> _Your task_: All records should be reproduced verbatim.

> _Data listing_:

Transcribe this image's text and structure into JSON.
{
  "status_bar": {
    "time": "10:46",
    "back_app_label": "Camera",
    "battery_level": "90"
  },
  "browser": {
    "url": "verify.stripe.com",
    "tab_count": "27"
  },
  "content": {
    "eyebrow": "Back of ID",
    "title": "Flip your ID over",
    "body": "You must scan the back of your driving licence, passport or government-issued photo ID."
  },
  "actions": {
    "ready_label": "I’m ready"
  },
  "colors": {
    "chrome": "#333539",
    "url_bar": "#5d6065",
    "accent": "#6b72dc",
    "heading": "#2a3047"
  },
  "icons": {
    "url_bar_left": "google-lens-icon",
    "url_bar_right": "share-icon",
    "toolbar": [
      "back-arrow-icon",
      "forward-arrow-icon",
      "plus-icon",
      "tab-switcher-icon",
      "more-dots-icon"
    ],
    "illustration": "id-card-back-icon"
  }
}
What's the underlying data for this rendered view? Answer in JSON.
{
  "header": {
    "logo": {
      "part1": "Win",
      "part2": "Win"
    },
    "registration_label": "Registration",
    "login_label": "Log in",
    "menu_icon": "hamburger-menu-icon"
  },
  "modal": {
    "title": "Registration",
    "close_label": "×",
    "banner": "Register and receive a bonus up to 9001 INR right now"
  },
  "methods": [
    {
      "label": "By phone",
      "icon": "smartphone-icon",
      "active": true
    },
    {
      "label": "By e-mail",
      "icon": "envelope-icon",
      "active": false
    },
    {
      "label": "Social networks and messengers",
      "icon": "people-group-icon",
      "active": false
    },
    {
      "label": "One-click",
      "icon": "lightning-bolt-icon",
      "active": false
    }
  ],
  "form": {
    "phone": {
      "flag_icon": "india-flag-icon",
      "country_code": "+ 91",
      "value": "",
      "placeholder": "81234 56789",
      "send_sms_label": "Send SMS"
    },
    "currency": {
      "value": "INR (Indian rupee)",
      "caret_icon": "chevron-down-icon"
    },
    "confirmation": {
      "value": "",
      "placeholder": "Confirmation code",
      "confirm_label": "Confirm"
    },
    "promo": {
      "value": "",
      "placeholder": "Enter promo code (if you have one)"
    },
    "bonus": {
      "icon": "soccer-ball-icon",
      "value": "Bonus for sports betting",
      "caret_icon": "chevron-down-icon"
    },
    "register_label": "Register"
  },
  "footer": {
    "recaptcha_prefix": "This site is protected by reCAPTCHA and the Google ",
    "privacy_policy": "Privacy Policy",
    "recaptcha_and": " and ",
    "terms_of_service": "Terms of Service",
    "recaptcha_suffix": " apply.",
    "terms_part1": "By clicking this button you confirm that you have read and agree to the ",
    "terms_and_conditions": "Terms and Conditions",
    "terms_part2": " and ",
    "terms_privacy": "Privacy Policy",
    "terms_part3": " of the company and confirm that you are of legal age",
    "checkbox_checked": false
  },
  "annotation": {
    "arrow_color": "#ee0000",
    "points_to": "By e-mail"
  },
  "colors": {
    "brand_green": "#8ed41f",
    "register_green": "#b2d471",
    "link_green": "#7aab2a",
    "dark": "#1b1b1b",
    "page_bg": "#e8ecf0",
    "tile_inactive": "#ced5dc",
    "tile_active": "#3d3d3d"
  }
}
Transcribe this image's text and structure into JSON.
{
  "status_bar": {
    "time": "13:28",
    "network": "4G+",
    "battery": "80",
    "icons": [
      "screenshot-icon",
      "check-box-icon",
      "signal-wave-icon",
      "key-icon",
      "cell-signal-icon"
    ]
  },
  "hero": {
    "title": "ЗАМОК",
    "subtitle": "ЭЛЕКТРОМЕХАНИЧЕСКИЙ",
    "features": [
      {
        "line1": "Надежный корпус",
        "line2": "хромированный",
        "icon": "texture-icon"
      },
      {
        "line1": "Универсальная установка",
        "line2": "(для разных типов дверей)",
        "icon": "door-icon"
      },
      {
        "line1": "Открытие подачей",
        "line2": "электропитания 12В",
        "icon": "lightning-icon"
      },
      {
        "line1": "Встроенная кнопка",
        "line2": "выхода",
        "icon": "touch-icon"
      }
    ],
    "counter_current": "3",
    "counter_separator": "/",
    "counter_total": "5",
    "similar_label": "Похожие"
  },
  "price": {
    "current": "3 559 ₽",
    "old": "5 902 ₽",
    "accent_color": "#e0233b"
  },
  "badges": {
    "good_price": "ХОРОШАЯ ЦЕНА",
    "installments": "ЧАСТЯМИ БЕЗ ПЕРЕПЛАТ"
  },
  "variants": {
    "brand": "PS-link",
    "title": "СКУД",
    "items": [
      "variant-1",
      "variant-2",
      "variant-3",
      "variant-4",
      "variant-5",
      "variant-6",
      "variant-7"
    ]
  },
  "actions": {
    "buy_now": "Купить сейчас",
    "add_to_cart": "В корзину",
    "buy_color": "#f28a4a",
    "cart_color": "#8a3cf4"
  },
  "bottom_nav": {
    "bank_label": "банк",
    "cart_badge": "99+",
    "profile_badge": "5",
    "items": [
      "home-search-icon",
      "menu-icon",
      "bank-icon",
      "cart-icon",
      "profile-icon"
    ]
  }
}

> _Reply to the exercise_:
Transcribe this image's text and structure into JSON.
{
  "status_bar": {
    "time": "10:46",
    "back_app_label": "Camera",
    "battery_level": "90"
  },
  "browser": {
    "url": "verify.stripe.com",
    "tab_count": "27"
  },
  "content": {
    "eyebrow": "Back of ID",
    "title": "Flip your ID over",
    "body": "You must scan the back of your driving licence, passport or government-issued photo ID."
  },
  "actions": {
    "ready_label": "I’m ready"
  },
  "colors": {
    "chrome": "#333539",
    "url_bar": "#5d6065",
    "accent": "#6b72dc",
    "heading": "#2a3047"
  },
  "icons": {
    "url_bar_left": "google-lens-icon",
    "url_bar_right": "share-icon",
    "toolbar": [
      "back-arrow-icon",
      "forward-arrow-icon",
      "plus-icon",
      "tab-switcher-icon",
      "more-dots-icon"
    ],
    "illustration": "id-card-back-icon"
  }
}
What's the underlying data for this rendered view? Answer in JSON.
{
  "header": {
    "logo": {
      "part1": "Win",
      "part2": "Win"
    },
    "registration_label": "Registration",
    "login_label": "Log in",
    "menu_icon": "hamburger-menu-icon"
  },
  "modal": {
    "title": "Registration",
    "close_label": "×",
    "banner": "Register and receive a bonus up to 9001 INR right now"
  },
  "methods": [
    {
      "label": "By phone",
      "icon": "smartphone-icon",
      "active": true
    },
    {
      "label": "By e-mail",
      "icon": "envelope-icon",
      "active": false
    },
    {
      "label": "Social networks and messengers",
      "icon": "people-group-icon",
      "active": false
    },
    {
      "label": "One-click",
      "icon": "lightning-bolt-icon",
      "active": false
    }
  ],
  "form": {
    "phone": {
      "flag_icon": "india-flag-icon",
      "country_code": "+ 91",
      "value": "",
      "placeholder": "81234 56789",
      "send_sms_label": "Send SMS"
    },
    "currency": {
      "value": "INR (Indian rupee)",
      "caret_icon": "chevron-down-icon"
    },
    "confirmation": {
      "value": "",
      "placeholder": "Confirmation code",
      "confirm_label": "Confirm"
    },
    "promo": {
      "value": "",
      "placeholder": "Enter promo code (if you have one)"
    },
    "bonus": {
      "icon": "soccer-ball-icon",
      "value": "Bonus for sports betting",
      "caret_icon": "chevron-down-icon"
    },
    "register_label": "Register"
  },
  "footer": {
    "recaptcha_prefix": "This site is protected by reCAPTCHA and the Google ",
    "privacy_policy": "Privacy Policy",
    "recaptcha_and": " and ",
    "terms_of_service": "Terms of Service",
    "recaptcha_suffix": " apply.",
    "terms_part1": "By clicking this button you confirm that you have read and agree to the ",
    "terms_and_conditions": "Terms and Conditions",
    "terms_part2": " and ",
    "terms_privacy": "Privacy Policy",
    "terms_part3": " of the company and confirm that you are of legal age",
    "checkbox_checked": false
  },
  "annotation": {
    "arrow_color": "#ee0000",
    "points_to": "By e-mail"
  },
  "colors": {
    "brand_green": "#8ed41f",
    "register_green": "#b2d471",
    "link_green": "#7aab2a",
    "dark": "#1b1b1b",
    "page_bg": "#e8ecf0",
    "tile_inactive": "#ced5dc",
    "tile_active": "#3d3d3d"
  }
}
Transcribe this image's text and structure into JSON.
{
  "status_bar": {
    "time": "13:28",
    "network": "4G+",
    "battery": "80",
    "icons": [
      "screenshot-icon",
      "check-box-icon",
      "signal-wave-icon",
      "key-icon",
      "cell-signal-icon"
    ]
  },
  "hero": {
    "title": "ЗАМОК",
    "subtitle": "ЭЛЕКТРОМЕХАНИЧЕСКИЙ",
    "features": [
      {
        "line1": "Надежный корпус",
        "line2": "хромированный",
        "icon": "texture-icon"
      },
      {
        "line1": "Универсальная установка",
        "line2": "(для разных типов дверей)",
        "icon": "door-icon"
      },
      {
        "line1": "Открытие подачей",
        "line2": "электропитания 12В",
        "icon": "lightning-icon"
      },
      {
        "line1": "Встроенная кнопка",
        "line2": "выхода",
        "icon": "touch-icon"
      }
    ],
    "counter_current": "3",
    "counter_separator": "/",
    "counter_total": "5",
    "similar_label": "Похожие"
  },
  "price": {
    "current": "3 559 ₽",
    "old": "5 902 ₽",
    "accent_color": "#e0233b"
  },
  "badges": {
    "good_price": "ХОРОШАЯ ЦЕНА",
    "installments": "ЧАСТЯМИ БЕЗ ПЕРЕПЛАТ"
  },
  "variants": {
    "brand": "PS-link",
    "title": "СКУД",
    "items": [
      "variant-1",
      "variant-2",
      "variant-3",
      "variant-4",
      "variant-5",
      "variant-6",
      "variant-7"
    ]
  },
  "actions": {
    "buy_now": "Купить сейчас",
    "add_to_cart": "В корзину",
    "buy_color": "#f28a4a",
    "cart_color": "#8a3cf4"
  },
  "bottom_nav": {
    "bank_label": "банк",
    "cart_badge": "99+",
    "profile_badge": "5",
    "items": [
      "home-search-icon",
      "menu-icon",
      "bank-icon",
      "cart-icon",
      "profile-icon"
    ]
  }
}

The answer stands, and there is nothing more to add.